Work to do – Reproduce the listing unchanged from its first line through the line containing "- param-line: (23±2) °С: [192, 273, 316, 307]", inclusive.

Records to use –
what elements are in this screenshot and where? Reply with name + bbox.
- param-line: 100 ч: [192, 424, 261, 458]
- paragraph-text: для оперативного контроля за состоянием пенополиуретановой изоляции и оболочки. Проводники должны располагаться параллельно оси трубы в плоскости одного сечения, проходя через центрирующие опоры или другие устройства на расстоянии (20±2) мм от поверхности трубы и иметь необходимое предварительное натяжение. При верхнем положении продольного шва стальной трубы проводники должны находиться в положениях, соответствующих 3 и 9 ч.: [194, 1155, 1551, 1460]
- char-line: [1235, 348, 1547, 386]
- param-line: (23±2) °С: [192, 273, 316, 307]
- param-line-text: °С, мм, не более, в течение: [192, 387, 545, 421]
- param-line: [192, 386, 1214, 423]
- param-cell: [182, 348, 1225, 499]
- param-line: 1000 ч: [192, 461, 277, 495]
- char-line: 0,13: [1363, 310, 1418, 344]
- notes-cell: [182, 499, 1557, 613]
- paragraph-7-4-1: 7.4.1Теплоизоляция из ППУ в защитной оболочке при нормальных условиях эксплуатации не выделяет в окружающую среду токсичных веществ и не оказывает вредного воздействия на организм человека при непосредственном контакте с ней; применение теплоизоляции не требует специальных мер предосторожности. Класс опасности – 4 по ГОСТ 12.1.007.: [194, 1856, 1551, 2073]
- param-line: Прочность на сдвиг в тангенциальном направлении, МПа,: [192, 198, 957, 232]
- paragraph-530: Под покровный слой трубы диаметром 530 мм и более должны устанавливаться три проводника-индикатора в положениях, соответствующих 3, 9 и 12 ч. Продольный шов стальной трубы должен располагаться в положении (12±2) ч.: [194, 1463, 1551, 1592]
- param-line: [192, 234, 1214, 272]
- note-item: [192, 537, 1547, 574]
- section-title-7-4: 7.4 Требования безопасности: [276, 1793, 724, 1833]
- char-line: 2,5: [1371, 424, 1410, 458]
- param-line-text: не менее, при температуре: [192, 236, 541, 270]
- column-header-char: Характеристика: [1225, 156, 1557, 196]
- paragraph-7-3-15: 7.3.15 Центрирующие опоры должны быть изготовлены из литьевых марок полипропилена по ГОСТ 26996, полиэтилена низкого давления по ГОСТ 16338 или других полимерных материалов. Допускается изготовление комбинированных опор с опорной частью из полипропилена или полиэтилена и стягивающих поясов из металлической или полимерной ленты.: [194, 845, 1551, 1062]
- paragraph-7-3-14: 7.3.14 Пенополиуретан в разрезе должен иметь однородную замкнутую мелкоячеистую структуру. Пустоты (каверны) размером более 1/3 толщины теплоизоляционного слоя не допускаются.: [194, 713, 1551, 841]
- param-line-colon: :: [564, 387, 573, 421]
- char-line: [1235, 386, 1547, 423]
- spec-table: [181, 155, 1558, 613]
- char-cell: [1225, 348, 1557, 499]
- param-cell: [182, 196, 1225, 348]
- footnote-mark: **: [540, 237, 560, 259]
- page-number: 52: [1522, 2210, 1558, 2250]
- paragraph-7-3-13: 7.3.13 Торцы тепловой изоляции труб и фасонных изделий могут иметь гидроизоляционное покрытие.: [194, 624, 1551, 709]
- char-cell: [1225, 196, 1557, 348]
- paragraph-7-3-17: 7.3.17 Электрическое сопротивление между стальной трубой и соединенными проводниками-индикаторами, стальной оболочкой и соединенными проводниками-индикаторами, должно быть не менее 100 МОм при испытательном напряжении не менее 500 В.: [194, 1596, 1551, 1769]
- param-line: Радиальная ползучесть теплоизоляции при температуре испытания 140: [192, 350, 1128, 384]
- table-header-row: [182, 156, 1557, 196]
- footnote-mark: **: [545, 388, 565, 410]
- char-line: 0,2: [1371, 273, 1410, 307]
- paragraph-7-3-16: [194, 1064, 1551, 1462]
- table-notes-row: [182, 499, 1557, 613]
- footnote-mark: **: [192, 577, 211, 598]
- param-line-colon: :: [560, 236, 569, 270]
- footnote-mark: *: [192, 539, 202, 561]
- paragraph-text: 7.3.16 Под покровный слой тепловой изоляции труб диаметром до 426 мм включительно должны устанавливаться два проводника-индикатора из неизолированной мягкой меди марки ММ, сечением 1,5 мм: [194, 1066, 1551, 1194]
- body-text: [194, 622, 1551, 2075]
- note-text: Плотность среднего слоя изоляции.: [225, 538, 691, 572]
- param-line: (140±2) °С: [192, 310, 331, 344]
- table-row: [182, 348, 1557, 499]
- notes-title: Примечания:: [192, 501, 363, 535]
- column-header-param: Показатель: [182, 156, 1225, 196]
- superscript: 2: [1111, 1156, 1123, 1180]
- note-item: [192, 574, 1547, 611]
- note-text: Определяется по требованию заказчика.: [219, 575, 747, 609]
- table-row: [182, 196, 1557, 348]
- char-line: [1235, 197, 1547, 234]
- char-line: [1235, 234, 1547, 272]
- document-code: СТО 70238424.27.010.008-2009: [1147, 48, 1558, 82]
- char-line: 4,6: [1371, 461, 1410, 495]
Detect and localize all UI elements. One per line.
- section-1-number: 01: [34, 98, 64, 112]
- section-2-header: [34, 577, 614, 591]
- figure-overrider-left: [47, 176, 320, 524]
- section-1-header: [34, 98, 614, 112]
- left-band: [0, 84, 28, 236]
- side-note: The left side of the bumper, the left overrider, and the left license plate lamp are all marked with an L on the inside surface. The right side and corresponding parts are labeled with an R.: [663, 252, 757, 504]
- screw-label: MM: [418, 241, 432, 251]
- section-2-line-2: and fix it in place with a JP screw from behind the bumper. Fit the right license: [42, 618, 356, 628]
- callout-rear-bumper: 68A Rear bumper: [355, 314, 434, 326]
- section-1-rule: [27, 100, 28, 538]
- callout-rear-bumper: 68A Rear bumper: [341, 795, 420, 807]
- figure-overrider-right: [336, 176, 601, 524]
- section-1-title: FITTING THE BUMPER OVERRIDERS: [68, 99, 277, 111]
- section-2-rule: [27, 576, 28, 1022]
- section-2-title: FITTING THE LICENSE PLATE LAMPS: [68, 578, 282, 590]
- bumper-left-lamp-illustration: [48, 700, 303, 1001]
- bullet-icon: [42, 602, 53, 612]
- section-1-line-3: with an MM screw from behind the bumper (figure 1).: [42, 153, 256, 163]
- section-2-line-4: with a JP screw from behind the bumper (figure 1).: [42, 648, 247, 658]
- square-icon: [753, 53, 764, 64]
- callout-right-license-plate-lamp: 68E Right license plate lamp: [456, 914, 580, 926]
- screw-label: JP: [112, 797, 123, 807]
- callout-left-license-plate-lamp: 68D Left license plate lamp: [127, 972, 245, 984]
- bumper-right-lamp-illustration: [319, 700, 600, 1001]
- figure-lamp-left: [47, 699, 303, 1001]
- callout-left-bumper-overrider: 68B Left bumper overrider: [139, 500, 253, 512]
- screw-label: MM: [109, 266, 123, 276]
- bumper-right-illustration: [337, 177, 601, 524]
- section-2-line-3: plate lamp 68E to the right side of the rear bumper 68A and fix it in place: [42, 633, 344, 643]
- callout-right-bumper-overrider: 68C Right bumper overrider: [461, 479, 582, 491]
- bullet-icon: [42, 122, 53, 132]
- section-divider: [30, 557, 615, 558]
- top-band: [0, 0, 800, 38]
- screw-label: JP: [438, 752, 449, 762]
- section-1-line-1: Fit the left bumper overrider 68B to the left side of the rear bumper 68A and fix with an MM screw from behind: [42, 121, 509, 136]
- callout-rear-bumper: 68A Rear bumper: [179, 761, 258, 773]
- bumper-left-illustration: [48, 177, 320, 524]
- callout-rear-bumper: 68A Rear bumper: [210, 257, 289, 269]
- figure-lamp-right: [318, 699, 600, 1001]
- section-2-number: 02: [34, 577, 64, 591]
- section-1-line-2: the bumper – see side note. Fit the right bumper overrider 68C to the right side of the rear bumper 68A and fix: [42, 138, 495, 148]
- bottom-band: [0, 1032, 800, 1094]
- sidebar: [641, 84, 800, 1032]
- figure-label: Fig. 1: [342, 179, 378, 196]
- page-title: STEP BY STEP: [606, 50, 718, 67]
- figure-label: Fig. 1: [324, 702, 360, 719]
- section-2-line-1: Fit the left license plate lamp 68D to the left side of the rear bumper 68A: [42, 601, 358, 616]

The solution –
what elements are in this screenshot and where? Reply with name + bbox.
- param-line: 100 ч: [192, 424, 261, 458]
- paragraph-text: для оперативного контроля за состоянием пенополиуретановой изоляции и оболочки. Проводники должны располагаться параллельно оси трубы в плоскости одного сечения, проходя через центрирующие опоры или другие устройства на расстоянии (20±2) мм от поверхности трубы и иметь необходимое предварительное натяжение. При верхнем положении продольного шва стальной трубы проводники должны находиться в положениях, соответствующих 3 и 9 ч.: [194, 1155, 1551, 1460]
- char-line: [1235, 348, 1547, 386]
- param-line: (23±2) °С: [192, 273, 316, 307]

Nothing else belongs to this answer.